**WRITTEN PROBLEM:**
Determine the number of lines in these entries that hold the word "chevron". Give the number and nothing more.

————

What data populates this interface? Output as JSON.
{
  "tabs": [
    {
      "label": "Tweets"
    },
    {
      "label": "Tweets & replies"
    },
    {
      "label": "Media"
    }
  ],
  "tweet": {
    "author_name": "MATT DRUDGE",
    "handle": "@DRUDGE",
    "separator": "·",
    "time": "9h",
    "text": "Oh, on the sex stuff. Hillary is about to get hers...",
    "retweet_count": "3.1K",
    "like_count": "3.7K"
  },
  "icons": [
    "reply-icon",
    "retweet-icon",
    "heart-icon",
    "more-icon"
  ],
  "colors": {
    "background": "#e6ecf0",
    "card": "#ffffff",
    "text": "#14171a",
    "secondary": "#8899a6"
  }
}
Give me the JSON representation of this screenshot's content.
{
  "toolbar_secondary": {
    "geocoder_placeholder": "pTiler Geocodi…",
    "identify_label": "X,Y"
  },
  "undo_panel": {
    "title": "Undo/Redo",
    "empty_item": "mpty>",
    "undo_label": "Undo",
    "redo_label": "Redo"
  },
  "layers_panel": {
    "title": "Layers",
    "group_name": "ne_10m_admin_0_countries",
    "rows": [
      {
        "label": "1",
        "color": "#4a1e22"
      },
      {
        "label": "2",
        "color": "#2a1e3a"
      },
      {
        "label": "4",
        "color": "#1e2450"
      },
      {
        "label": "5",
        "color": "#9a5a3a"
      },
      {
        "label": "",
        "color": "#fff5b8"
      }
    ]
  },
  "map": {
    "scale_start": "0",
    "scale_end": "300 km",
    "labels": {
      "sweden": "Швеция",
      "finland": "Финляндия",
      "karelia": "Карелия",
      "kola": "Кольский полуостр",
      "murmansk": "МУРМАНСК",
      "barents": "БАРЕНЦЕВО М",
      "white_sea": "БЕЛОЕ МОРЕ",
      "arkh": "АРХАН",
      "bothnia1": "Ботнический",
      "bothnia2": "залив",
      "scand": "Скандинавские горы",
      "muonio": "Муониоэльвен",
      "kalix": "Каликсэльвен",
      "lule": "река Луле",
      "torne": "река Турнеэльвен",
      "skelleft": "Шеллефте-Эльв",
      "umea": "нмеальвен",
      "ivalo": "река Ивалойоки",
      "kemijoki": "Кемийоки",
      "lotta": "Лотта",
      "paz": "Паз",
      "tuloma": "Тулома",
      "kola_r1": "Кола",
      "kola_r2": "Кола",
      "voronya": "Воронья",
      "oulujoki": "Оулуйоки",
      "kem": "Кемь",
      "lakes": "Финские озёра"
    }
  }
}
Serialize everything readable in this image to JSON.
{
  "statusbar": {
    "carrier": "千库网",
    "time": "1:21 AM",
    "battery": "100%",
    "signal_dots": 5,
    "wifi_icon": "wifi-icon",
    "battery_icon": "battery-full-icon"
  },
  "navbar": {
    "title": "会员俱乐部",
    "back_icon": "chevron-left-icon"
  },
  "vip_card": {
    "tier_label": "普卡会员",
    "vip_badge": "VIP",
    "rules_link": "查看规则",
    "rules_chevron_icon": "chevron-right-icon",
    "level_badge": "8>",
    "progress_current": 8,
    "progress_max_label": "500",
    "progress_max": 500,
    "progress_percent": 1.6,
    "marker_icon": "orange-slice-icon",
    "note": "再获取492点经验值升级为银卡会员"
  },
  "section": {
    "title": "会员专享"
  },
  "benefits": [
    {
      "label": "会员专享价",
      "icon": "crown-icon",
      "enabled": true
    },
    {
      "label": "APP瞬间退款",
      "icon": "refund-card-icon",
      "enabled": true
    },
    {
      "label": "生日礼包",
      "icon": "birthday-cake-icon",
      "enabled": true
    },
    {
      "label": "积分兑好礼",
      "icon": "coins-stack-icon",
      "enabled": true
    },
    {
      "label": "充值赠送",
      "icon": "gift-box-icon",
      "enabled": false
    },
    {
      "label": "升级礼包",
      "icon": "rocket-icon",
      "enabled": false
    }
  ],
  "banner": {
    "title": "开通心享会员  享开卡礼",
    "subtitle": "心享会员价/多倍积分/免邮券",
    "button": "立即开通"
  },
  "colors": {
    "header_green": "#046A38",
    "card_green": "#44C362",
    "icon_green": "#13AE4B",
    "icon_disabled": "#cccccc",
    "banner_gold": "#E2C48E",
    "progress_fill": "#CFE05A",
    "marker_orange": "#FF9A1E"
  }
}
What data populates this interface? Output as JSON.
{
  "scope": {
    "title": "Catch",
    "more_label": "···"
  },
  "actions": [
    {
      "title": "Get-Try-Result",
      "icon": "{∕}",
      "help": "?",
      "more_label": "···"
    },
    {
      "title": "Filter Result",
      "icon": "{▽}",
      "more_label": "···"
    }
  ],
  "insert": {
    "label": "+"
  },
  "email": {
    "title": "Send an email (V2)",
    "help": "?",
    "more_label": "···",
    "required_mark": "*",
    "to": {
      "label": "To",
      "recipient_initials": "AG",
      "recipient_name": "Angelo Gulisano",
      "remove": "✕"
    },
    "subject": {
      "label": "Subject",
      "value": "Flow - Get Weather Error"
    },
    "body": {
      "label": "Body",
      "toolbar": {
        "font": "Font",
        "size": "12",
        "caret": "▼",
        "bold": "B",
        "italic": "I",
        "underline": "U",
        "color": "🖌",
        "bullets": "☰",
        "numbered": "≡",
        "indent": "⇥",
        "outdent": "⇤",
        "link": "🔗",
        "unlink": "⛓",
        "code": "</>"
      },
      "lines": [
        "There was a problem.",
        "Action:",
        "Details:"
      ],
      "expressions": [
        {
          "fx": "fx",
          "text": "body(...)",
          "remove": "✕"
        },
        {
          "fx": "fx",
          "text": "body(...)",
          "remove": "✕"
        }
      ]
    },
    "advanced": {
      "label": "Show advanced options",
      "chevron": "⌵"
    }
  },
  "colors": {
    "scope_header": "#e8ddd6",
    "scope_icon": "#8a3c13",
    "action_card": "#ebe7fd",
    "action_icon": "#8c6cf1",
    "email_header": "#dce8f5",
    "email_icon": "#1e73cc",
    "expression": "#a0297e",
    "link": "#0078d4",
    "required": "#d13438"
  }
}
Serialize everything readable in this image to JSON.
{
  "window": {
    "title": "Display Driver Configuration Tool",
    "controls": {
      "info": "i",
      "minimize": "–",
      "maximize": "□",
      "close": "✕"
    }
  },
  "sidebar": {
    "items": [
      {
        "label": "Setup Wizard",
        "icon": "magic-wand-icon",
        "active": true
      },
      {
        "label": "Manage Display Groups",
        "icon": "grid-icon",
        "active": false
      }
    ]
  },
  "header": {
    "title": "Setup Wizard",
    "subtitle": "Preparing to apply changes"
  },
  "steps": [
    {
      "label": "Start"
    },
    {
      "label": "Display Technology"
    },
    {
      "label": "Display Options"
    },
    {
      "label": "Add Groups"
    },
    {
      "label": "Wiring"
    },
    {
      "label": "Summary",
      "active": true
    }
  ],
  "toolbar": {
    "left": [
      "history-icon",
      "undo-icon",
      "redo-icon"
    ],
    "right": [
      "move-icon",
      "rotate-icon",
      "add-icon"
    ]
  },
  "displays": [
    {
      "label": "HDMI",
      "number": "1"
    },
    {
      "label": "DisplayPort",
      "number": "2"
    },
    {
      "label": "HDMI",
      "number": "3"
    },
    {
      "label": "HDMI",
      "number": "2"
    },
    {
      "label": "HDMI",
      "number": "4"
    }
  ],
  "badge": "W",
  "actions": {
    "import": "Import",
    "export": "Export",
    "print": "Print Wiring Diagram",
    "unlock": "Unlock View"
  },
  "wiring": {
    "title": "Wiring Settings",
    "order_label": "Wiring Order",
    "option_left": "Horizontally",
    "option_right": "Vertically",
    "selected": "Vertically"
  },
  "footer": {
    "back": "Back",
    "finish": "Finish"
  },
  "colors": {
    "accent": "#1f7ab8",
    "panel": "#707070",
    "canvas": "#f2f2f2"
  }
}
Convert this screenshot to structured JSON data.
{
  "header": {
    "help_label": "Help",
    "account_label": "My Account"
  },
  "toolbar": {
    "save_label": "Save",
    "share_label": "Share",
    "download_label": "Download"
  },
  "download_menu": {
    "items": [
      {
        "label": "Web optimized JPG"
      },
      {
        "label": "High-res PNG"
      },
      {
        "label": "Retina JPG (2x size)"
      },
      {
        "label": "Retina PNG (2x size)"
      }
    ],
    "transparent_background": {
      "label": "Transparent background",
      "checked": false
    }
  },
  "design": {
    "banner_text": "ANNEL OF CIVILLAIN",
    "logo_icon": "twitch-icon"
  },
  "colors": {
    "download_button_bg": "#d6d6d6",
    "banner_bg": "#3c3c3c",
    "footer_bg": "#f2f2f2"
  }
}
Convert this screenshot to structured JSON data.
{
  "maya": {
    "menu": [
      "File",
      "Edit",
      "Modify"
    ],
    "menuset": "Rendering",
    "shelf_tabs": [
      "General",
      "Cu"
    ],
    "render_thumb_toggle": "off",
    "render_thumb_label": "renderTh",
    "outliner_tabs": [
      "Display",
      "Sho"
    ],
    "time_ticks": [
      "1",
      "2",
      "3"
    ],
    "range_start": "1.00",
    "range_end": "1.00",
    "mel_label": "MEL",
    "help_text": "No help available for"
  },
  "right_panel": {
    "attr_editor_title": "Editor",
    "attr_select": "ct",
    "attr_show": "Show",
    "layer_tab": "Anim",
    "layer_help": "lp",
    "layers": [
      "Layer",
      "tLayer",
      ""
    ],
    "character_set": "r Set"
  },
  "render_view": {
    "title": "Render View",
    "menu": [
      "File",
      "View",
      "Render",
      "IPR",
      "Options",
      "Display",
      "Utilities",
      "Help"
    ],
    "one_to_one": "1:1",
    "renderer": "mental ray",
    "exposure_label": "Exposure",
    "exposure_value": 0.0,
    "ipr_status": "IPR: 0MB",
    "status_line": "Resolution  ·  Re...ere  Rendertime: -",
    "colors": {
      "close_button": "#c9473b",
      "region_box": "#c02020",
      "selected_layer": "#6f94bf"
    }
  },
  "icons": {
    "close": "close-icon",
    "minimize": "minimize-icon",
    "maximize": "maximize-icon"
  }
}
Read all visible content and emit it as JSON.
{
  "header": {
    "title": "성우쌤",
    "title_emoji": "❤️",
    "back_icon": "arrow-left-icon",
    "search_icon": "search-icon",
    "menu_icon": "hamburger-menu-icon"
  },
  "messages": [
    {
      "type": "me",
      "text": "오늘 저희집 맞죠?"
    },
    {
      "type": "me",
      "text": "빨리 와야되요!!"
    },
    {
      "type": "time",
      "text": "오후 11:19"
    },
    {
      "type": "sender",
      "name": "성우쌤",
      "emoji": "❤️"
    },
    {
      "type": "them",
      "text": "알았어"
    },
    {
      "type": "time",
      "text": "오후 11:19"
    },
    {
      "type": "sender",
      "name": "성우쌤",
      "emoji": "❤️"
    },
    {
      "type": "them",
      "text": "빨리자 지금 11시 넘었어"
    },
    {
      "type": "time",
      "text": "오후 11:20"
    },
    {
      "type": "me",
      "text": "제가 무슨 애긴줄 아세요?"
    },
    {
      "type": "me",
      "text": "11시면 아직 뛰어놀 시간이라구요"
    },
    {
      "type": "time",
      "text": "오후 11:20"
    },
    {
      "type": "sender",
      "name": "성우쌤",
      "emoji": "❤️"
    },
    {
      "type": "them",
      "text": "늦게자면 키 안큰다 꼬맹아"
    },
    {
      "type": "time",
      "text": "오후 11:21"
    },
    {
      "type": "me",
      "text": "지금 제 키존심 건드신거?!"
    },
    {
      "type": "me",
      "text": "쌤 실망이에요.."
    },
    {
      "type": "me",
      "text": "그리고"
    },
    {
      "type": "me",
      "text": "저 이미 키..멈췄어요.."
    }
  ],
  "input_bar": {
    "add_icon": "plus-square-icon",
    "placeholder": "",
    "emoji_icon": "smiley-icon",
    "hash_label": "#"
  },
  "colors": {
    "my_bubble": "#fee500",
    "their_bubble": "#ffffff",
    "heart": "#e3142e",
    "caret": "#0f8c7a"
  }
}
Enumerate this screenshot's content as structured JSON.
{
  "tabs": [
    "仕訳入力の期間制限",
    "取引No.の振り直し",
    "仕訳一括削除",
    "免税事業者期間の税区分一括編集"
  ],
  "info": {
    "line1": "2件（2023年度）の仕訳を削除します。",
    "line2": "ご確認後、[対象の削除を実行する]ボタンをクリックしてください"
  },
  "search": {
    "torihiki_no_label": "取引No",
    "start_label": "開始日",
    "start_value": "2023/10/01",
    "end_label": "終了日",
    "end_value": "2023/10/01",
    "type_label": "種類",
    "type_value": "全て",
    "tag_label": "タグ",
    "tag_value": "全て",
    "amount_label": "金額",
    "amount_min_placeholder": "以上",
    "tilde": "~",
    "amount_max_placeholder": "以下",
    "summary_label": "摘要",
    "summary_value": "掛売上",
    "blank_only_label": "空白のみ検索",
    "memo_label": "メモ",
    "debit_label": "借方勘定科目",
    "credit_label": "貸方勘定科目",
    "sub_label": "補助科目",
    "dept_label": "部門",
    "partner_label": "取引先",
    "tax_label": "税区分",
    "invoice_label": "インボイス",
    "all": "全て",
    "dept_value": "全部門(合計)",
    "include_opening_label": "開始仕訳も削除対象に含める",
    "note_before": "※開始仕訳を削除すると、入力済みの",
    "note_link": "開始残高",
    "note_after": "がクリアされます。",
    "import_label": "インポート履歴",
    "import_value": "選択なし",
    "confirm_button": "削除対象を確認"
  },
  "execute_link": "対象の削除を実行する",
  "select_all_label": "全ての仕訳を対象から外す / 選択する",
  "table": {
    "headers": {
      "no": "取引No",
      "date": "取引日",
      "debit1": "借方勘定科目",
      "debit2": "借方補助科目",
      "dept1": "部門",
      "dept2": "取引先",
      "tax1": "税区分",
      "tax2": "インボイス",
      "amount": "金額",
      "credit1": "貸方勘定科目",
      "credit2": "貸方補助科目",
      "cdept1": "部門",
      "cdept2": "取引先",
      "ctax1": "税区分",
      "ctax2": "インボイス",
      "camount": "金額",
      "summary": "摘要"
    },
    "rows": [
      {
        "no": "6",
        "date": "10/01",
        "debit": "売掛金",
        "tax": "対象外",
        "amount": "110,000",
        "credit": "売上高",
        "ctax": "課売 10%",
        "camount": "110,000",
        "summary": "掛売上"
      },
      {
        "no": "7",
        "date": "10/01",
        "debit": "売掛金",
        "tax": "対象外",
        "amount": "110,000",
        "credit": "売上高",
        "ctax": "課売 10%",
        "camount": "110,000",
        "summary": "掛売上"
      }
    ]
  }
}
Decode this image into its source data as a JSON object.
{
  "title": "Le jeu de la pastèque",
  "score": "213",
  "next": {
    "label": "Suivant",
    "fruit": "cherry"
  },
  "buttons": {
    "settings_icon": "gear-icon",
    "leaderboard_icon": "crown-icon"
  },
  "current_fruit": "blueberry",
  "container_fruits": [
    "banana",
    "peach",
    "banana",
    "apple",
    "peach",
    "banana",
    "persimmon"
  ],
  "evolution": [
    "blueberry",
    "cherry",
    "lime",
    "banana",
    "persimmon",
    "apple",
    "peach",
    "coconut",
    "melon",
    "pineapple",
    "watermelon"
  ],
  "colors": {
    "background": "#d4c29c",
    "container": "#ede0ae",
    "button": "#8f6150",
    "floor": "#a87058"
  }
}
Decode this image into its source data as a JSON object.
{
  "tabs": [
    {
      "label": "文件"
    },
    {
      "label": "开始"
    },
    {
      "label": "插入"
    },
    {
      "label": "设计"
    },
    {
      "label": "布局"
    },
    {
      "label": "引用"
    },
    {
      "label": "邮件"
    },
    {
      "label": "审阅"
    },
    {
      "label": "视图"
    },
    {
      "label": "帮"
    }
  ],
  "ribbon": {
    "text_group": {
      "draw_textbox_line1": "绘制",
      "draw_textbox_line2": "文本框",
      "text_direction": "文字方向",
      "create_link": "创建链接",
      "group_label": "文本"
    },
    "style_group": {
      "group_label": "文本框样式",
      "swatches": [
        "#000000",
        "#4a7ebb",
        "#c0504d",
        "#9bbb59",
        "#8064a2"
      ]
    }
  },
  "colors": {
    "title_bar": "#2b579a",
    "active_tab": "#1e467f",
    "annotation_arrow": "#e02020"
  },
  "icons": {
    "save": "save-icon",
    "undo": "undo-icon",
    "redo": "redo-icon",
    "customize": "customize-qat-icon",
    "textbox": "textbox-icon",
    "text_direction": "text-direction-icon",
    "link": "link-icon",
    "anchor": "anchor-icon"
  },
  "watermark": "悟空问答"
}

————

**SOLVED EXERCISE:**
3